__What you should do__. With the pictures left out, copy the listing below exactly.

Recorded data
* * * *
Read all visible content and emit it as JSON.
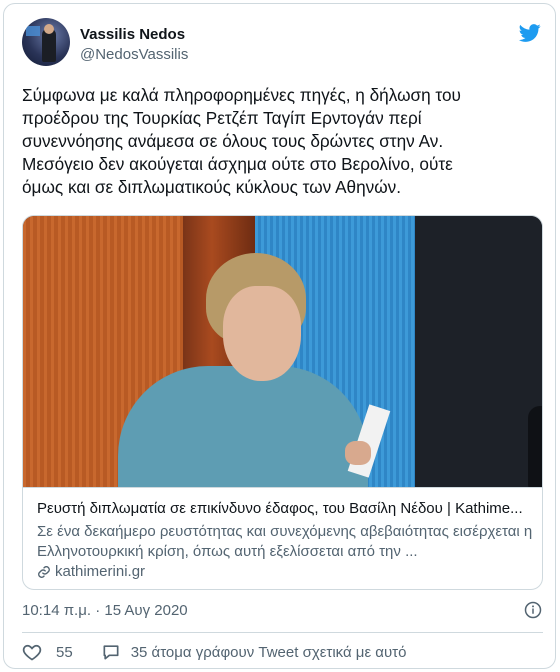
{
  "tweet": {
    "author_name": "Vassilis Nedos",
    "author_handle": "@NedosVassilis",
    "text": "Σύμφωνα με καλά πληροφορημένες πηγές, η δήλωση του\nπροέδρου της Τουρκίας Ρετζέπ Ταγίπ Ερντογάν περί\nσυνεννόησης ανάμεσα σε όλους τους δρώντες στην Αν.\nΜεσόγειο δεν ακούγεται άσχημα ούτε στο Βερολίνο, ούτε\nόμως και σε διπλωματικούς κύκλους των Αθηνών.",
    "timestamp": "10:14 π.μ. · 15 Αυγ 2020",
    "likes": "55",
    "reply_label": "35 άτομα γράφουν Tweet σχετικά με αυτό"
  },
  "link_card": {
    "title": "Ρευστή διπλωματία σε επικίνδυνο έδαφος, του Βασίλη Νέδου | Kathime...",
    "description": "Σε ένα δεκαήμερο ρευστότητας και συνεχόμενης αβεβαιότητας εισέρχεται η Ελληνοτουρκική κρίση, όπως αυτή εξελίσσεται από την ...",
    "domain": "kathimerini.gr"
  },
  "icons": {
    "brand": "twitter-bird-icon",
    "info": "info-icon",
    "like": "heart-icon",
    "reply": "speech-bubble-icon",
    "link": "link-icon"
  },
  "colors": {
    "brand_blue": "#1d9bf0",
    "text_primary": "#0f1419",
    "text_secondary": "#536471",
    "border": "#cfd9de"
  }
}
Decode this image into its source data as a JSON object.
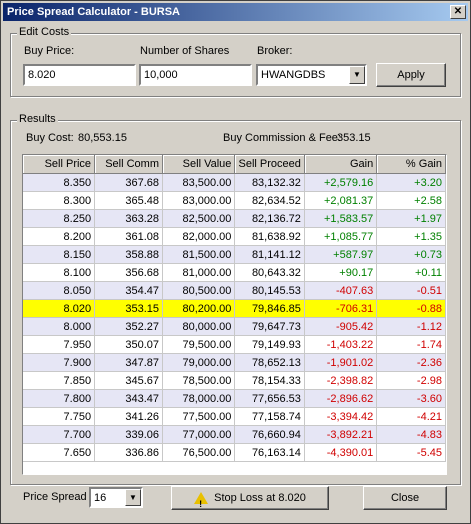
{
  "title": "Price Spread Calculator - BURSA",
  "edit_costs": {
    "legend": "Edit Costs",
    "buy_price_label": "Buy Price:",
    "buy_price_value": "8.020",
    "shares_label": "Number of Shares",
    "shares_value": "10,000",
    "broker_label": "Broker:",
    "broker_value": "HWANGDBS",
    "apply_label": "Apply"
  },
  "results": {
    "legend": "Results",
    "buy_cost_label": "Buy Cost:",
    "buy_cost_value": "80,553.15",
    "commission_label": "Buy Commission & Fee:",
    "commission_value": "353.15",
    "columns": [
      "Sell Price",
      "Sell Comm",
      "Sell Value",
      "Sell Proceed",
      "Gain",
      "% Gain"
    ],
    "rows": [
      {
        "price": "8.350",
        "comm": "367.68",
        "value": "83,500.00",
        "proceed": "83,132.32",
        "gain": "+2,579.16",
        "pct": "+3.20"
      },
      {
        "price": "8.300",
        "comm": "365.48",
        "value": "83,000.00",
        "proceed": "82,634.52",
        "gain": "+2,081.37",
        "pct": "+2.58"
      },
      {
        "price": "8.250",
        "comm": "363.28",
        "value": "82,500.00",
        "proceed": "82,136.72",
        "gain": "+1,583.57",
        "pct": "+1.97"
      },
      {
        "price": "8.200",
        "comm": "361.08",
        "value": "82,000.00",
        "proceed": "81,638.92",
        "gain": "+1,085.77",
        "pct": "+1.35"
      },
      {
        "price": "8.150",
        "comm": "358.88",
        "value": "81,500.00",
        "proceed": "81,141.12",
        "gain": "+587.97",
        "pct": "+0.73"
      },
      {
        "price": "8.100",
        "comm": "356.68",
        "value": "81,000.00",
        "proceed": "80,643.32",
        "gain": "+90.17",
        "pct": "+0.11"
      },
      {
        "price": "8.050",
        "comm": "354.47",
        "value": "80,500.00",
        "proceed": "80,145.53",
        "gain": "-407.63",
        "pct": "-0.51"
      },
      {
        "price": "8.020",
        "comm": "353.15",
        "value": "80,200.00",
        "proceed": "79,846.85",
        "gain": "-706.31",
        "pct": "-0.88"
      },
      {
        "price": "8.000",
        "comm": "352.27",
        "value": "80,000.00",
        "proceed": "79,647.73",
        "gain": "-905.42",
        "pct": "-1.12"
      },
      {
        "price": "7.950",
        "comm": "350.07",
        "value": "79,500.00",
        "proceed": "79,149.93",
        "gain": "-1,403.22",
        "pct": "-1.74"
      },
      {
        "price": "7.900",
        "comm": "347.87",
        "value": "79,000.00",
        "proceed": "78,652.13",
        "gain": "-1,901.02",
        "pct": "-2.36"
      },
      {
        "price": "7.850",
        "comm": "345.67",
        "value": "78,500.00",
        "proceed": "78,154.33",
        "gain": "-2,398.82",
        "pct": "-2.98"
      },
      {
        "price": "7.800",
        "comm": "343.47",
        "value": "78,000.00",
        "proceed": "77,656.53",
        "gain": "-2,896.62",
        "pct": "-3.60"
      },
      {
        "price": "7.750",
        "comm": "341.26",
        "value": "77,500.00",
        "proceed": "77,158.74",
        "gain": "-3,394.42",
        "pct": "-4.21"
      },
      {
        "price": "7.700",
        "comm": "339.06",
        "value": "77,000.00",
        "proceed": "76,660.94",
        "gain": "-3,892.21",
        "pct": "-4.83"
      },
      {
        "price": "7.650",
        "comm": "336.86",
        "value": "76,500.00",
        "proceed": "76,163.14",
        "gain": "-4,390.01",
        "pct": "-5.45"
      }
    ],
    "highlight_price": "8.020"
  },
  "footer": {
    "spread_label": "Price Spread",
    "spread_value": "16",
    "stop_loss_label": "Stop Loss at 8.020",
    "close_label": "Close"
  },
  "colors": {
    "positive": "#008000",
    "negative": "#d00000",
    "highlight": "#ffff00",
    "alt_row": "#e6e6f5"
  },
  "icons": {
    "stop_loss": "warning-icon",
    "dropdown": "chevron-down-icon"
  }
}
* * * *
__Exercise response__.
Read all visible content and emit it as JSON.
{
  "tweet": {
    "author_name": "Vassilis Nedos",
    "author_handle": "@NedosVassilis",
    "text": "Σύμφωνα με καλά πληροφορημένες πηγές, η δήλωση του\nπροέδρου της Τουρκίας Ρετζέπ Ταγίπ Ερντογάν περί\nσυνεννόησης ανάμεσα σε όλους τους δρώντες στην Αν.\nΜεσόγειο δεν ακούγεται άσχημα ούτε στο Βερολίνο, ούτε\nόμως και σε διπλωματικούς κύκλους των Αθηνών.",
    "timestamp": "10:14 π.μ. · 15 Αυγ 2020",
    "likes": "55",
    "reply_label": "35 άτομα γράφουν Tweet σχετικά με αυτό"
  },
  "link_card": {
    "title": "Ρευστή διπλωματία σε επικίνδυνο έδαφος, του Βασίλη Νέδου | Kathime...",
    "description": "Σε ένα δεκαήμερο ρευστότητας και συνεχόμενης αβεβαιότητας εισέρχεται η Ελληνοτουρκική κρίση, όπως αυτή εξελίσσεται από την ...",
    "domain": "kathimerini.gr"
  },
  "icons": {
    "brand": "twitter-bird-icon",
    "info": "info-icon",
    "like": "heart-icon",
    "reply": "speech-bubble-icon",
    "link": "link-icon"
  },
  "colors": {
    "brand_blue": "#1d9bf0",
    "text_primary": "#0f1419",
    "text_secondary": "#536471",
    "border": "#cfd9de"
  }
}
Decode this image into its source data as a JSON object.
{
  "title": "Price Spread Calculator - BURSA",
  "edit_costs": {
    "legend": "Edit Costs",
    "buy_price_label": "Buy Price:",
    "buy_price_value": "8.020",
    "shares_label": "Number of Shares",
    "shares_value": "10,000",
    "broker_label": "Broker:",
    "broker_value": "HWANGDBS",
    "apply_label": "Apply"
  },
  "results": {
    "legend": "Results",
    "buy_cost_label": "Buy Cost:",
    "buy_cost_value": "80,553.15",
    "commission_label": "Buy Commission & Fee:",
    "commission_value": "353.15",
    "columns": [
      "Sell Price",
      "Sell Comm",
      "Sell Value",
      "Sell Proceed",
      "Gain",
      "% Gain"
    ],
    "rows": [
      {
        "price": "8.350",
        "comm": "367.68",
        "value": "83,500.00",
        "proceed": "83,132.32",
        "gain": "+2,579.16",
        "pct": "+3.20"
      },
      {
        "price": "8.300",
        "comm": "365.48",
        "value": "83,000.00",
        "proceed": "82,634.52",
        "gain": "+2,081.37",
        "pct": "+2.58"
      },
      {
        "price": "8.250",
        "comm": "363.28",
        "value": "82,500.00",
        "proceed": "82,136.72",
        "gain": "+1,583.57",
        "pct": "+1.97"
      },
      {
        "price": "8.200",
        "comm": "361.08",
        "value": "82,000.00",
        "proceed": "81,638.92",
        "gain": "+1,085.77",
        "pct": "+1.35"
      },
      {
        "price": "8.150",
        "comm": "358.88",
        "value": "81,500.00",
        "proceed": "81,141.12",
        "gain": "+587.97",
        "pct": "+0.73"
      },
      {
        "price": "8.100",
        "comm": "356.68",
        "value": "81,000.00",
        "proceed": "80,643.32",
        "gain": "+90.17",
        "pct": "+0.11"
      },
      {
        "price": "8.050",
        "comm": "354.47",
        "value": "80,500.00",
        "proceed": "80,145.53",
        "gain": "-407.63",
        "pct": "-0.51"
      },
      {
        "price": "8.020",
        "comm": "353.15",
        "value": "80,200.00",
        "proceed": "79,846.85",
        "gain": "-706.31",
        "pct": "-0.88"
      },
      {
        "price": "8.000",
        "comm": "352.27",
        "value": "80,000.00",
        "proceed": "79,647.73",
        "gain": "-905.42",
        "pct": "-1.12"
      },
      {
        "price": "7.950",
        "comm": "350.07",
        "value": "79,500.00",
        "proceed": "79,149.93",
        "gain": "-1,403.22",
        "pct": "-1.74"
      },
      {
        "price": "7.900",
        "comm": "347.87",
        "value": "79,000.00",
        "proceed": "78,652.13",
        "gain": "-1,901.02",
        "pct": "-2.36"
      },
      {
        "price": "7.850",
        "comm": "345.67",
        "value": "78,500.00",
        "proceed": "78,154.33",
        "gain": "-2,398.82",
        "pct": "-2.98"
      },
      {
        "price": "7.800",
        "comm": "343.47",
        "value": "78,000.00",
        "proceed": "77,656.53",
        "gain": "-2,896.62",
        "pct": "-3.60"
      },
      {
        "price": "7.750",
        "comm": "341.26",
        "value": "77,500.00",
        "proceed": "77,158.74",
        "gain": "-3,394.42",
        "pct": "-4.21"
      },
      {
        "price": "7.700",
        "comm": "339.06",
        "value": "77,000.00",
        "proceed": "76,660.94",
        "gain": "-3,892.21",
        "pct": "-4.83"
      },
      {
        "price": "7.650",
        "comm": "336.86",
        "value": "76,500.00",
        "proceed": "76,163.14",
        "gain": "-4,390.01",
        "pct": "-5.45"
      }
    ],
    "highlight_price": "8.020"
  },
  "footer": {
    "spread_label": "Price Spread",
    "spread_value": "16",
    "stop_loss_label": "Stop Loss at 8.020",
    "close_label": "Close"
  },
  "colors": {
    "positive": "#008000",
    "negative": "#d00000",
    "highlight": "#ffff00",
    "alt_row": "#e6e6f5"
  },
  "icons": {
    "stop_loss": "warning-icon",
    "dropdown": "chevron-down-icon"
  }
}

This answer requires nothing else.